(Extracted data entries)

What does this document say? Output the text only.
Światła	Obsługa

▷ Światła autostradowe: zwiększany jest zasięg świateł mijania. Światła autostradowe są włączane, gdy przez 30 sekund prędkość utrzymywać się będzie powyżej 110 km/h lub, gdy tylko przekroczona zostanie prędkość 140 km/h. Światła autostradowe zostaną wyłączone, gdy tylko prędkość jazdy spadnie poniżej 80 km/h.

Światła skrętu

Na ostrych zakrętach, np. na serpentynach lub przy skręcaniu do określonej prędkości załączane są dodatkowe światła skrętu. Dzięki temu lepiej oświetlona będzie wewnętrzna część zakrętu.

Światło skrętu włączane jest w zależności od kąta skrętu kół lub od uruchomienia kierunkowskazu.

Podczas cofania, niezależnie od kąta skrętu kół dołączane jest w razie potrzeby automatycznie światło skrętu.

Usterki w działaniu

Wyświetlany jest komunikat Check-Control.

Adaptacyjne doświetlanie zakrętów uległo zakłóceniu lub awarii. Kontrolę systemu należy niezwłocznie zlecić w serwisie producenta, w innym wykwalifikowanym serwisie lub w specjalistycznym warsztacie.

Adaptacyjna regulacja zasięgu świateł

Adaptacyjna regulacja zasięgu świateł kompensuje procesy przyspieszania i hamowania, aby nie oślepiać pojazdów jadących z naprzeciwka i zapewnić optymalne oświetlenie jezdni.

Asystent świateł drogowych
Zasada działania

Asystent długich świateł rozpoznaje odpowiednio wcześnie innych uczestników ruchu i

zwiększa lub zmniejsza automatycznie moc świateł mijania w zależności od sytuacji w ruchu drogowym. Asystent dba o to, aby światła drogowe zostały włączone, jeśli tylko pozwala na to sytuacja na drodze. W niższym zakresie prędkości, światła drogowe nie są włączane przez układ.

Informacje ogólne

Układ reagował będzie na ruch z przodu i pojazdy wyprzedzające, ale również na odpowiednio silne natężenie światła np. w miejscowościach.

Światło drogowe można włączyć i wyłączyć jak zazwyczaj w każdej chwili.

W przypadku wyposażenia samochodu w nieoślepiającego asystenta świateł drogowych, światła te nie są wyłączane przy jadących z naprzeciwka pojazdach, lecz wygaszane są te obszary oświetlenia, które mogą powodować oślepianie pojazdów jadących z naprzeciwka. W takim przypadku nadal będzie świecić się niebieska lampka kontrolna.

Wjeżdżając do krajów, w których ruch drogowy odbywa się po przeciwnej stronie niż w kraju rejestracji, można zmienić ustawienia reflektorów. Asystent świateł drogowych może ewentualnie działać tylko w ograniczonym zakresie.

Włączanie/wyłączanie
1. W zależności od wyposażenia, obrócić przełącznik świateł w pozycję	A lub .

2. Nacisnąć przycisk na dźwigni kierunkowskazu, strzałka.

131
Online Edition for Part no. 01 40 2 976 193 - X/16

Task to carry out: Identify all lines where the word "naprzeciwka" shows up. Copy them.

Exercise response:
Adaptacyjna regulacja zasięgu świateł kompensuje procesy przyspieszania i hamowania, aby nie oślepiać pojazdów jadących z naprzeciwka i zapewnić optymalne oświetlenie jezdni.
W przypadku wyposażenia samochodu w nieoślepiającego asystenta świateł drogowych, światła te nie są wyłączane przy jadących z naprzeciwka pojazdach, lecz wygaszane są te obszary oświetlenia, które mogą powodować oślepianie pojazdów jadących z naprzeciwka. W takim przypadku nadal będzie świecić się niebieska lampka kontrolna.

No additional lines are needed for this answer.